▶ DATA RECORDS:
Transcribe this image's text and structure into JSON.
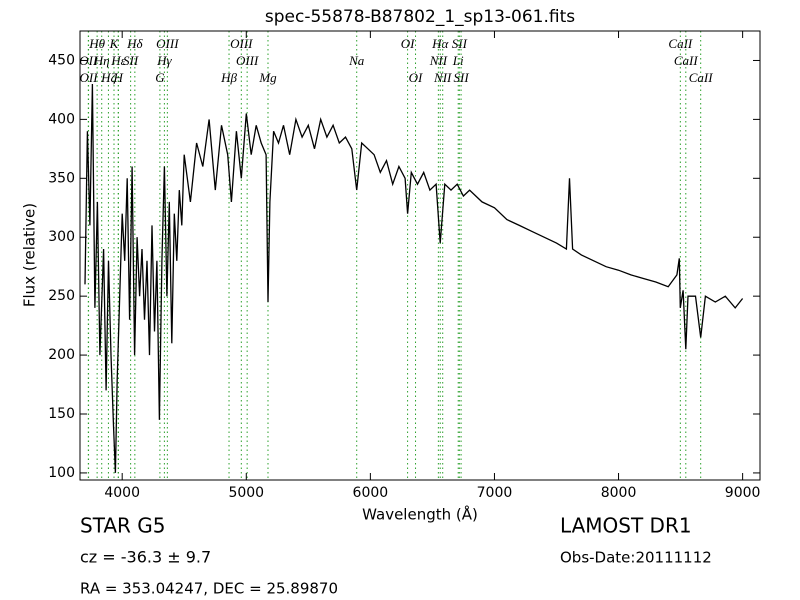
{
  "chart_data": {
    "type": "line",
    "title": "spec-55878-B87802_1_sp13-061.fits",
    "xlabel": "Wavelength (Å)",
    "ylabel": "Flux (relative)",
    "xlim": [
      3660,
      9140
    ],
    "ylim": [
      94,
      475
    ],
    "xticks": [
      4000,
      5000,
      6000,
      7000,
      8000,
      9000
    ],
    "yticks": [
      100,
      150,
      200,
      250,
      300,
      350,
      400,
      450
    ],
    "series": [
      {
        "color": "#000000",
        "x": [
          3700,
          3720,
          3740,
          3760,
          3780,
          3800,
          3820,
          3850,
          3870,
          3890,
          3910,
          3930,
          3945,
          3960,
          3980,
          4000,
          4020,
          4040,
          4060,
          4080,
          4100,
          4120,
          4140,
          4160,
          4180,
          4200,
          4220,
          4240,
          4260,
          4280,
          4300,
          4320,
          4340,
          4360,
          4380,
          4400,
          4420,
          4440,
          4460,
          4480,
          4500,
          4550,
          4600,
          4650,
          4700,
          4750,
          4800,
          4850,
          4880,
          4920,
          4960,
          5000,
          5040,
          5080,
          5120,
          5160,
          5175,
          5190,
          5220,
          5260,
          5300,
          5350,
          5400,
          5450,
          5500,
          5550,
          5600,
          5650,
          5700,
          5750,
          5800,
          5850,
          5890,
          5930,
          5980,
          6030,
          6080,
          6130,
          6180,
          6230,
          6280,
          6300,
          6330,
          6380,
          6430,
          6480,
          6530,
          6563,
          6600,
          6650,
          6700,
          6750,
          6800,
          6900,
          7000,
          7100,
          7200,
          7300,
          7400,
          7500,
          7580,
          7605,
          7630,
          7700,
          7800,
          7900,
          8000,
          8100,
          8200,
          8300,
          8400,
          8470,
          8490,
          8498,
          8520,
          8542,
          8560,
          8620,
          8662,
          8700,
          8780,
          8860,
          8940,
          9000
        ],
        "values": [
          260,
          390,
          310,
          430,
          240,
          330,
          200,
          290,
          170,
          280,
          200,
          140,
          100,
          180,
          250,
          320,
          280,
          350,
          230,
          360,
          200,
          300,
          250,
          290,
          230,
          280,
          200,
          310,
          220,
          280,
          145,
          280,
          360,
          250,
          330,
          210,
          320,
          280,
          340,
          310,
          370,
          330,
          380,
          360,
          400,
          340,
          395,
          370,
          330,
          390,
          350,
          405,
          370,
          395,
          380,
          370,
          245,
          330,
          390,
          380,
          395,
          370,
          400,
          385,
          395,
          375,
          400,
          385,
          395,
          380,
          385,
          375,
          340,
          380,
          375,
          370,
          355,
          365,
          345,
          360,
          350,
          320,
          355,
          345,
          355,
          340,
          345,
          295,
          345,
          340,
          345,
          335,
          340,
          330,
          325,
          315,
          310,
          305,
          300,
          295,
          290,
          350,
          290,
          285,
          280,
          275,
          272,
          268,
          265,
          262,
          258,
          268,
          282,
          240,
          255,
          205,
          250,
          250,
          215,
          250,
          245,
          250,
          240,
          248
        ]
      }
    ],
    "lines": [
      {
        "label": "Hθ",
        "x": 3798
      },
      {
        "label": "K",
        "x": 3934
      },
      {
        "label": "Hδ",
        "x": 4102
      },
      {
        "label": "OIII",
        "x": 4364
      },
      {
        "label": "OIII",
        "x": 4960
      },
      {
        "label": "OI",
        "x": 6300
      },
      {
        "label": "Hα",
        "x": 6563
      },
      {
        "label": "SII",
        "x": 6717
      },
      {
        "label": "CaII",
        "x": 8498
      },
      {
        "label": "OII",
        "x": 3727
      },
      {
        "label": "Hη",
        "x": 3835
      },
      {
        "label": "Hε",
        "x": 3970
      },
      {
        "label": "SII",
        "x": 4068
      },
      {
        "label": "Hγ",
        "x": 4340
      },
      {
        "label": "OIII",
        "x": 5007
      },
      {
        "label": "Na",
        "x": 5890
      },
      {
        "label": "NII",
        "x": 6548
      },
      {
        "label": "Li",
        "x": 6708
      },
      {
        "label": "CaII",
        "x": 8542
      },
      {
        "label": "OII",
        "x": 3729
      },
      {
        "label": "Hζ",
        "x": 3889
      },
      {
        "label": "H",
        "x": 3968
      },
      {
        "label": "G",
        "x": 4304
      },
      {
        "label": "Hβ",
        "x": 4861
      },
      {
        "label": "Mg",
        "x": 5175
      },
      {
        "label": "OI",
        "x": 6364
      },
      {
        "label": "NII",
        "x": 6583
      },
      {
        "label": "SII",
        "x": 6731
      },
      {
        "label": "CaII",
        "x": 8662
      }
    ],
    "object": "STAR   G5",
    "redshift": "cz = -36.3 ± 9.7",
    "coords": "RA = 353.04247, DEC = 25.89870",
    "survey": "LAMOST DR1",
    "obs_date": "Obs-Date:20111112"
  }
}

▶ WHAT YOU HAVE TO DO: Without the pictures, return all the records precisely as they stand.

▶ OUTPUT FOR THIS TASK:
Transcribe this image's text and structure into JSON.
{
  "chart_data": {
    "type": "line",
    "title": "spec-55878-B87802_1_sp13-061.fits",
    "xlabel": "Wavelength (Å)",
    "ylabel": "Flux (relative)",
    "xlim": [
      3660,
      9140
    ],
    "ylim": [
      94,
      475
    ],
    "xticks": [
      4000,
      5000,
      6000,
      7000,
      8000,
      9000
    ],
    "yticks": [
      100,
      150,
      200,
      250,
      300,
      350,
      400,
      450
    ],
    "series": [
      {
        "color": "#000000",
        "x": [
          3700,
          3720,
          3740,
          3760,
          3780,
          3800,
          3820,
          3850,
          3870,
          3890,
          3910,
          3930,
          3945,
          3960,
          3980,
          4000,
          4020,
          4040,
          4060,
          4080,
          4100,
          4120,
          4140,
          4160,
          4180,
          4200,
          4220,
          4240,
          4260,
          4280,
          4300,
          4320,
          4340,
          4360,
          4380,
          4400,
          4420,
          4440,
          4460,
          4480,
          4500,
          4550,
          4600,
          4650,
          4700,
          4750,
          4800,
          4850,
          4880,
          4920,
          4960,
          5000,
          5040,
          5080,
          5120,
          5160,
          5175,
          5190,
          5220,
          5260,
          5300,
          5350,
          5400,
          5450,
          5500,
          5550,
          5600,
          5650,
          5700,
          5750,
          5800,
          5850,
          5890,
          5930,
          5980,
          6030,
          6080,
          6130,
          6180,
          6230,
          6280,
          6300,
          6330,
          6380,
          6430,
          6480,
          6530,
          6563,
          6600,
          6650,
          6700,
          6750,
          6800,
          6900,
          7000,
          7100,
          7200,
          7300,
          7400,
          7500,
          7580,
          7605,
          7630,
          7700,
          7800,
          7900,
          8000,
          8100,
          8200,
          8300,
          8400,
          8470,
          8490,
          8498,
          8520,
          8542,
          8560,
          8620,
          8662,
          8700,
          8780,
          8860,
          8940,
          9000
        ],
        "values": [
          260,
          390,
          310,
          430,
          240,
          330,
          200,
          290,
          170,
          280,
          200,
          140,
          100,
          180,
          250,
          320,
          280,
          350,
          230,
          360,
          200,
          300,
          250,
          290,
          230,
          280,
          200,
          310,
          220,
          280,
          145,
          280,
          360,
          250,
          330,
          210,
          320,
          280,
          340,
          310,
          370,
          330,
          380,
          360,
          400,
          340,
          395,
          370,
          330,
          390,
          350,
          405,
          370,
          395,
          380,
          370,
          245,
          330,
          390,
          380,
          395,
          370,
          400,
          385,
          395,
          375,
          400,
          385,
          395,
          380,
          385,
          375,
          340,
          380,
          375,
          370,
          355,
          365,
          345,
          360,
          350,
          320,
          355,
          345,
          355,
          340,
          345,
          295,
          345,
          340,
          345,
          335,
          340,
          330,
          325,
          315,
          310,
          305,
          300,
          295,
          290,
          350,
          290,
          285,
          280,
          275,
          272,
          268,
          265,
          262,
          258,
          268,
          282,
          240,
          255,
          205,
          250,
          250,
          215,
          250,
          245,
          250,
          240,
          248
        ]
      }
    ],
    "lines": [
      {
        "label": "Hθ",
        "x": 3798
      },
      {
        "label": "K",
        "x": 3934
      },
      {
        "label": "Hδ",
        "x": 4102
      },
      {
        "label": "OIII",
        "x": 4364
      },
      {
        "label": "OIII",
        "x": 4960
      },
      {
        "label": "OI",
        "x": 6300
      },
      {
        "label": "Hα",
        "x": 6563
      },
      {
        "label": "SII",
        "x": 6717
      },
      {
        "label": "CaII",
        "x": 8498
      },
      {
        "label": "OII",
        "x": 3727
      },
      {
        "label": "Hη",
        "x": 3835
      },
      {
        "label": "Hε",
        "x": 3970
      },
      {
        "label": "SII",
        "x": 4068
      },
      {
        "label": "Hγ",
        "x": 4340
      },
      {
        "label": "OIII",
        "x": 5007
      },
      {
        "label": "Na",
        "x": 5890
      },
      {
        "label": "NII",
        "x": 6548
      },
      {
        "label": "Li",
        "x": 6708
      },
      {
        "label": "CaII",
        "x": 8542
      },
      {
        "label": "OII",
        "x": 3729
      },
      {
        "label": "Hζ",
        "x": 3889
      },
      {
        "label": "H",
        "x": 3968
      },
      {
        "label": "G",
        "x": 4304
      },
      {
        "label": "Hβ",
        "x": 4861
      },
      {
        "label": "Mg",
        "x": 5175
      },
      {
        "label": "OI",
        "x": 6364
      },
      {
        "label": "NII",
        "x": 6583
      },
      {
        "label": "SII",
        "x": 6731
      },
      {
        "label": "CaII",
        "x": 8662
      }
    ],
    "object": "STAR   G5",
    "redshift": "cz = -36.3 ± 9.7",
    "coords": "RA = 353.04247, DEC = 25.89870",
    "survey": "LAMOST DR1",
    "obs_date": "Obs-Date:20111112"
  }
}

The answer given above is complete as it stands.